[Begin PROVIDED RECORDS]
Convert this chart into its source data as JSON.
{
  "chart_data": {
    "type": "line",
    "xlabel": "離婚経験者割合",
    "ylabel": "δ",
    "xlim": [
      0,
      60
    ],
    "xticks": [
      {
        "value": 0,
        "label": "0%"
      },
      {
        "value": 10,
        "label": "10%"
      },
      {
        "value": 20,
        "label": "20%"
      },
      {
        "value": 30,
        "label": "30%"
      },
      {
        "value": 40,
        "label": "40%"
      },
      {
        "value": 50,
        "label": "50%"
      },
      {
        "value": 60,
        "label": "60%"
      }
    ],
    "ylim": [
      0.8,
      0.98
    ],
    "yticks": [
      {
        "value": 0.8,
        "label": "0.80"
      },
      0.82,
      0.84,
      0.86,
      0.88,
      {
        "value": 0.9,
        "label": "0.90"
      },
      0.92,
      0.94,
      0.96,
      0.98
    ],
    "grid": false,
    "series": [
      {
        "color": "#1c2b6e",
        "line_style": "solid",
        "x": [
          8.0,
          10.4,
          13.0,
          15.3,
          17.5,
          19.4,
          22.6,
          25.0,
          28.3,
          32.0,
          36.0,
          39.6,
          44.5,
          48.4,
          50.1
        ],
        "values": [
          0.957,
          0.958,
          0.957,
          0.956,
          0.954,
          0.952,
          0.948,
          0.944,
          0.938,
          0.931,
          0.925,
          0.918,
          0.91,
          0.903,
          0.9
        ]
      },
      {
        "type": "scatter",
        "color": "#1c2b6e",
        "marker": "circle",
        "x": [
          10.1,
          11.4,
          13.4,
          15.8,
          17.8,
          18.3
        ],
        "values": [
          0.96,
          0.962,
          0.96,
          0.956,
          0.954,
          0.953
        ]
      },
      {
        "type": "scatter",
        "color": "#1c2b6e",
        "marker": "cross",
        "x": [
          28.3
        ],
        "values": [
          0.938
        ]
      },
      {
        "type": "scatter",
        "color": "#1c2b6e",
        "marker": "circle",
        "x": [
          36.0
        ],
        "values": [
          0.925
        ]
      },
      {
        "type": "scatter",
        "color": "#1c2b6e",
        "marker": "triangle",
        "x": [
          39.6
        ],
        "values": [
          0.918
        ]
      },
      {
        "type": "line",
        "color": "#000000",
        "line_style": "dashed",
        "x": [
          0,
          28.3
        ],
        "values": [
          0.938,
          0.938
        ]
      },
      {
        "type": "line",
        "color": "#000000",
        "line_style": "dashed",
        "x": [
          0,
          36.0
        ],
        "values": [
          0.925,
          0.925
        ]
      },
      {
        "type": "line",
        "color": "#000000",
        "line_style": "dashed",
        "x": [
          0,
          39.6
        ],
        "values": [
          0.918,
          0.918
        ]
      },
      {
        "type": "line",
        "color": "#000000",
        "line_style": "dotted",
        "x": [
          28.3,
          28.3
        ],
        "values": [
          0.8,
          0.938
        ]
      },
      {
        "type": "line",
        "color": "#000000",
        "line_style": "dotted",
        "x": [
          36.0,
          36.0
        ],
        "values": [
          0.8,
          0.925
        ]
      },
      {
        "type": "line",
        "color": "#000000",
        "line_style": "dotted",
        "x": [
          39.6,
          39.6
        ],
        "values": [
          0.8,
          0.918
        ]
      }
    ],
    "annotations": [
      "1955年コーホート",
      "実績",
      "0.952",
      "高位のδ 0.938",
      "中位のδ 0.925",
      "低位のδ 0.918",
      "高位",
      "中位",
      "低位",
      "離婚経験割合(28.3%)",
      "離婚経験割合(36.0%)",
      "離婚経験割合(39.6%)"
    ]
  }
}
[End PROVIDED RECORDS]
▶ [STATED TASK] Which lines hold the word "marker"? Copy each of them from the records.

▶ [SOLUTION TO THE PROBLEM]
        "marker": "circle",
        "marker": "cross",
        "marker": "circle",
        "marker": "triangle",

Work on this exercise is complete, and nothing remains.